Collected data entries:

——

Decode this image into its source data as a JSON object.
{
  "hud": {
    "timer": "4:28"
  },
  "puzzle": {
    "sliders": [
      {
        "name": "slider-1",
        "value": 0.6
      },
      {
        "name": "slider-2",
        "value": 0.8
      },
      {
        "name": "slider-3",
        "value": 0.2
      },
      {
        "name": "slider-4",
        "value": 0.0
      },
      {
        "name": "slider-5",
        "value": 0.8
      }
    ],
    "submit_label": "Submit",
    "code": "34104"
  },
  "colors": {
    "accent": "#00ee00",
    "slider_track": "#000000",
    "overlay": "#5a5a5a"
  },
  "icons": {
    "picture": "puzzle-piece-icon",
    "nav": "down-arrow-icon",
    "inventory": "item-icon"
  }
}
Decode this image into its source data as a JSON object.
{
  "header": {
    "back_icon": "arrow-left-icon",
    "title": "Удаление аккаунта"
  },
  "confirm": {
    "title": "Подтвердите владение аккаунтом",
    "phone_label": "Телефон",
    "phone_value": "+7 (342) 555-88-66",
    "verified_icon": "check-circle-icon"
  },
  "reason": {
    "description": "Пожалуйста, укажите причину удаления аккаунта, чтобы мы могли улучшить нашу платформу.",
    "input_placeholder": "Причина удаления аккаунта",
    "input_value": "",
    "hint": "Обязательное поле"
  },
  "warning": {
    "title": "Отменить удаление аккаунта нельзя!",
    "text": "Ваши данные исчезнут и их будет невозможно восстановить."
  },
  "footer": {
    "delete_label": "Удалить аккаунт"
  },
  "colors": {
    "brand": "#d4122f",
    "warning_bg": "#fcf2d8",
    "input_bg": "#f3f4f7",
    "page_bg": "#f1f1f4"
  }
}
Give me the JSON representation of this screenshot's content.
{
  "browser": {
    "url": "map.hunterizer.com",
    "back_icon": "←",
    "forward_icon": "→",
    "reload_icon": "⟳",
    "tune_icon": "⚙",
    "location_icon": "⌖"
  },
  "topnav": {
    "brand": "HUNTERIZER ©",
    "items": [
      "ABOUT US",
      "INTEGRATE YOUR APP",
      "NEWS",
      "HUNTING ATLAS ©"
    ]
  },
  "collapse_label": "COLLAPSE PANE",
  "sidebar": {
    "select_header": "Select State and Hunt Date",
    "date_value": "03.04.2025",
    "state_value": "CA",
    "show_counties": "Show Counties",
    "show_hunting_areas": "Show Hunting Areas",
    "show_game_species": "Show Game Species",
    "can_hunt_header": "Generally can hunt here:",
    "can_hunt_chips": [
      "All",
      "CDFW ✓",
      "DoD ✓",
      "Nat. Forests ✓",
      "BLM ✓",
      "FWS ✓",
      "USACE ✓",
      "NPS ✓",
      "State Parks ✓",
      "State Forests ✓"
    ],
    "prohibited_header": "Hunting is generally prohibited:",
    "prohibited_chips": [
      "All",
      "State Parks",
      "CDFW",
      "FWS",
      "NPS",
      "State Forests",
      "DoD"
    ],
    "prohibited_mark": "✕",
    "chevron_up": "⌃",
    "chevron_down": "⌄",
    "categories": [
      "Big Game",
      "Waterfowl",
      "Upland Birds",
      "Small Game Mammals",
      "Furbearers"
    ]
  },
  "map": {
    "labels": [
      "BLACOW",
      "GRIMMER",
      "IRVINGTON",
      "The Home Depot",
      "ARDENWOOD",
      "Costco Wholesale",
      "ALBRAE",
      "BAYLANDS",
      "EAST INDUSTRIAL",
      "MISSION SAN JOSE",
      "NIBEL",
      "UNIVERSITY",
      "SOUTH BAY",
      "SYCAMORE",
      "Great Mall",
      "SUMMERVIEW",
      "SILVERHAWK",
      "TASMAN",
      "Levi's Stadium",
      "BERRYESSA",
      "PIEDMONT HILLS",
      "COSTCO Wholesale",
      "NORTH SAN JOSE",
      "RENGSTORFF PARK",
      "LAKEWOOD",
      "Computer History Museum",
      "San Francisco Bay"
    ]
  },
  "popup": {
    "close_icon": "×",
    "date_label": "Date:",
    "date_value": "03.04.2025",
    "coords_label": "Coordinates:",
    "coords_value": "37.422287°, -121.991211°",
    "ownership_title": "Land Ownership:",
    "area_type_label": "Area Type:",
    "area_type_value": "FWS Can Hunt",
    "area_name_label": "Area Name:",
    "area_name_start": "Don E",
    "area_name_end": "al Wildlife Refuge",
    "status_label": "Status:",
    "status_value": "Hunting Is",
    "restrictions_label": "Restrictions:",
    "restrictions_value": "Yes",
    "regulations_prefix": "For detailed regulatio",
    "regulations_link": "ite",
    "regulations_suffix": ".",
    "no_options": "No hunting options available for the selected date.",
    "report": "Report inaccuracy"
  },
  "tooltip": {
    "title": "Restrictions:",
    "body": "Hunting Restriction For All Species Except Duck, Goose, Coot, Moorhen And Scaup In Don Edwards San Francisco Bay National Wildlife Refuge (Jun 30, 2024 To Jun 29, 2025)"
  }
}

——

# WORK REQUIRED:
What is needed here is an exact reproduction of all the entries.

# RESULT BELOW:
Decode this image into its source data as a JSON object.
{
  "hud": {
    "timer": "4:28"
  },
  "puzzle": {
    "sliders": [
      {
        "name": "slider-1",
        "value": 0.6
      },
      {
        "name": "slider-2",
        "value": 0.8
      },
      {
        "name": "slider-3",
        "value": 0.2
      },
      {
        "name": "slider-4",
        "value": 0.0
      },
      {
        "name": "slider-5",
        "value": 0.8
      }
    ],
    "submit_label": "Submit",
    "code": "34104"
  },
  "colors": {
    "accent": "#00ee00",
    "slider_track": "#000000",
    "overlay": "#5a5a5a"
  },
  "icons": {
    "picture": "puzzle-piece-icon",
    "nav": "down-arrow-icon",
    "inventory": "item-icon"
  }
}
Decode this image into its source data as a JSON object.
{
  "header": {
    "back_icon": "arrow-left-icon",
    "title": "Удаление аккаунта"
  },
  "confirm": {
    "title": "Подтвердите владение аккаунтом",
    "phone_label": "Телефон",
    "phone_value": "+7 (342) 555-88-66",
    "verified_icon": "check-circle-icon"
  },
  "reason": {
    "description": "Пожалуйста, укажите причину удаления аккаунта, чтобы мы могли улучшить нашу платформу.",
    "input_placeholder": "Причина удаления аккаунта",
    "input_value": "",
    "hint": "Обязательное поле"
  },
  "warning": {
    "title": "Отменить удаление аккаунта нельзя!",
    "text": "Ваши данные исчезнут и их будет невозможно восстановить."
  },
  "footer": {
    "delete_label": "Удалить аккаунт"
  },
  "colors": {
    "brand": "#d4122f",
    "warning_bg": "#fcf2d8",
    "input_bg": "#f3f4f7",
    "page_bg": "#f1f1f4"
  }
}
Give me the JSON representation of this screenshot's content.
{
  "browser": {
    "url": "map.hunterizer.com",
    "back_icon": "←",
    "forward_icon": "→",
    "reload_icon": "⟳",
    "tune_icon": "⚙",
    "location_icon": "⌖"
  },
  "topnav": {
    "brand": "HUNTERIZER ©",
    "items": [
      "ABOUT US",
      "INTEGRATE YOUR APP",
      "NEWS",
      "HUNTING ATLAS ©"
    ]
  },
  "collapse_label": "COLLAPSE PANE",
  "sidebar": {
    "select_header": "Select State and Hunt Date",
    "date_value": "03.04.2025",
    "state_value": "CA",
    "show_counties": "Show Counties",
    "show_hunting_areas": "Show Hunting Areas",
    "show_game_species": "Show Game Species",
    "can_hunt_header": "Generally can hunt here:",
    "can_hunt_chips": [
      "All",
      "CDFW ✓",
      "DoD ✓",
      "Nat. Forests ✓",
      "BLM ✓",
      "FWS ✓",
      "USACE ✓",
      "NPS ✓",
      "State Parks ✓",
      "State Forests ✓"
    ],
    "prohibited_header": "Hunting is generally prohibited:",
    "prohibited_chips": [
      "All",
      "State Parks",
      "CDFW",
      "FWS",
      "NPS",
      "State Forests",
      "DoD"
    ],
    "prohibited_mark": "✕",
    "chevron_up": "⌃",
    "chevron_down": "⌄",
    "categories": [
      "Big Game",
      "Waterfowl",
      "Upland Birds",
      "Small Game Mammals",
      "Furbearers"
    ]
  },
  "map": {
    "labels": [
      "BLACOW",
      "GRIMMER",
      "IRVINGTON",
      "The Home Depot",
      "ARDENWOOD",
      "Costco Wholesale",
      "ALBRAE",
      "BAYLANDS",
      "EAST INDUSTRIAL",
      "MISSION SAN JOSE",
      "NIBEL",
      "UNIVERSITY",
      "SOUTH BAY",
      "SYCAMORE",
      "Great Mall",
      "SUMMERVIEW",
      "SILVERHAWK",
      "TASMAN",
      "Levi's Stadium",
      "BERRYESSA",
      "PIEDMONT HILLS",
      "COSTCO Wholesale",
      "NORTH SAN JOSE",
      "RENGSTORFF PARK",
      "LAKEWOOD",
      "Computer History Museum",
      "San Francisco Bay"
    ]
  },
  "popup": {
    "close_icon": "×",
    "date_label": "Date:",
    "date_value": "03.04.2025",
    "coords_label": "Coordinates:",
    "coords_value": "37.422287°, -121.991211°",
    "ownership_title": "Land Ownership:",
    "area_type_label": "Area Type:",
    "area_type_value": "FWS Can Hunt",
    "area_name_label": "Area Name:",
    "area_name_start": "Don E",
    "area_name_end": "al Wildlife Refuge",
    "status_label": "Status:",
    "status_value": "Hunting Is",
    "restrictions_label": "Restrictions:",
    "restrictions_value": "Yes",
    "regulations_prefix": "For detailed regulatio",
    "regulations_link": "ite",
    "regulations_suffix": ".",
    "no_options": "No hunting options available for the selected date.",
    "report": "Report inaccuracy"
  },
  "tooltip": {
    "title": "Restrictions:",
    "body": "Hunting Restriction For All Species Except Duck, Goose, Coot, Moorhen And Scaup In Don Edwards San Francisco Bay National Wildlife Refuge (Jun 30, 2024 To Jun 29, 2025)"
  }
}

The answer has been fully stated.